WORK REQUIRED: Return a copy of each line that holds the string "capacità".

-.-.-

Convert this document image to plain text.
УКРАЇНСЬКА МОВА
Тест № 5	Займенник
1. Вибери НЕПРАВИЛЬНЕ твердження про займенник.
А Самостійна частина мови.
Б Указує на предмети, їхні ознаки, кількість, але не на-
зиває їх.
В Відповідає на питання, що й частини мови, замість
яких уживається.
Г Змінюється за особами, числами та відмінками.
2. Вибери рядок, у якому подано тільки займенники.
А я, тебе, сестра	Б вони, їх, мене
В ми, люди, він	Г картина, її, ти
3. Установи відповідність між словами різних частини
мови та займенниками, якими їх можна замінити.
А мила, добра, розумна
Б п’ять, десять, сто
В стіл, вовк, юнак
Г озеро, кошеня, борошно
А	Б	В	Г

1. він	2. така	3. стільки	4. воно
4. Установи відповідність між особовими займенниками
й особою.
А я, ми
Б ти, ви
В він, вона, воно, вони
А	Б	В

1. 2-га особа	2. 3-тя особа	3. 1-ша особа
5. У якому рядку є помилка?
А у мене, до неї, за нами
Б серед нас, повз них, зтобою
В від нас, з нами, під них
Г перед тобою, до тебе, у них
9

-.-.-

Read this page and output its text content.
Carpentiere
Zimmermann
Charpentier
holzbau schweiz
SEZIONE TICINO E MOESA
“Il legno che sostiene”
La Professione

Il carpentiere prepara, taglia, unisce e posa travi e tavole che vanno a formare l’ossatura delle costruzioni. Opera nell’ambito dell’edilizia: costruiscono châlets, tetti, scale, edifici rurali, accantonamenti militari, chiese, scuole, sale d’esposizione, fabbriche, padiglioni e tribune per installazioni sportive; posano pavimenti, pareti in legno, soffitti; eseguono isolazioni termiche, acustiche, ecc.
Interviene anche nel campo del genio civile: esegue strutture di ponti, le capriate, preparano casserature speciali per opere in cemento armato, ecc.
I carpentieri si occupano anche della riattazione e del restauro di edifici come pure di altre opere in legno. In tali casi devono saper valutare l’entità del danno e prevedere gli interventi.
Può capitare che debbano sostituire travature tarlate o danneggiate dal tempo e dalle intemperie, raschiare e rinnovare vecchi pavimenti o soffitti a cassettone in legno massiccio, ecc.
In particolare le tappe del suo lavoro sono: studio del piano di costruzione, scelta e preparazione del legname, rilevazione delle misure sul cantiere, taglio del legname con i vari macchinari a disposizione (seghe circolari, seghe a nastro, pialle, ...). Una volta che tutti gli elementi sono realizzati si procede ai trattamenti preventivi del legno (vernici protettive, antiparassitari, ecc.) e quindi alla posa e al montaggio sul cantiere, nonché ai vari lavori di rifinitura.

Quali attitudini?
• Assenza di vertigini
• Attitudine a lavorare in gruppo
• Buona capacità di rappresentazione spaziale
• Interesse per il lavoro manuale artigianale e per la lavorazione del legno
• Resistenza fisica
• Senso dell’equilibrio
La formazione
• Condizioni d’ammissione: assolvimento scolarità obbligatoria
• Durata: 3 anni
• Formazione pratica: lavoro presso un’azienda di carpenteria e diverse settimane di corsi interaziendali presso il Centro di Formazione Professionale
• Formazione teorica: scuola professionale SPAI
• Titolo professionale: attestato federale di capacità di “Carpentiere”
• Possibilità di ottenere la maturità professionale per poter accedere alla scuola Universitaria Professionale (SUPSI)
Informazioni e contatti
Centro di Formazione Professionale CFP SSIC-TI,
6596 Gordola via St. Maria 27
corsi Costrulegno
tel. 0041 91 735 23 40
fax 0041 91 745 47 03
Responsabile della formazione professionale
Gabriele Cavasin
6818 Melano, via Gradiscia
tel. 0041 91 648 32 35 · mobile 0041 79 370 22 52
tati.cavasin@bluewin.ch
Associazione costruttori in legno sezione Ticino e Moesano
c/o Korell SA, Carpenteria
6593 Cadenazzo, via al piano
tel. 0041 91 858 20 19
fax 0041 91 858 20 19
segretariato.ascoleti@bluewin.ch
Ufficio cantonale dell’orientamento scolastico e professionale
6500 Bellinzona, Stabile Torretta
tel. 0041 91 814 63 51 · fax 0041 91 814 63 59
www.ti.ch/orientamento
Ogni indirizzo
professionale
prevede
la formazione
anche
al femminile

-.-.-

FINISHED ANSWER:
• Buona capacità di rappresentazione spaziale
• Titolo professionale: attestato federale di capacità di “Carpentiere”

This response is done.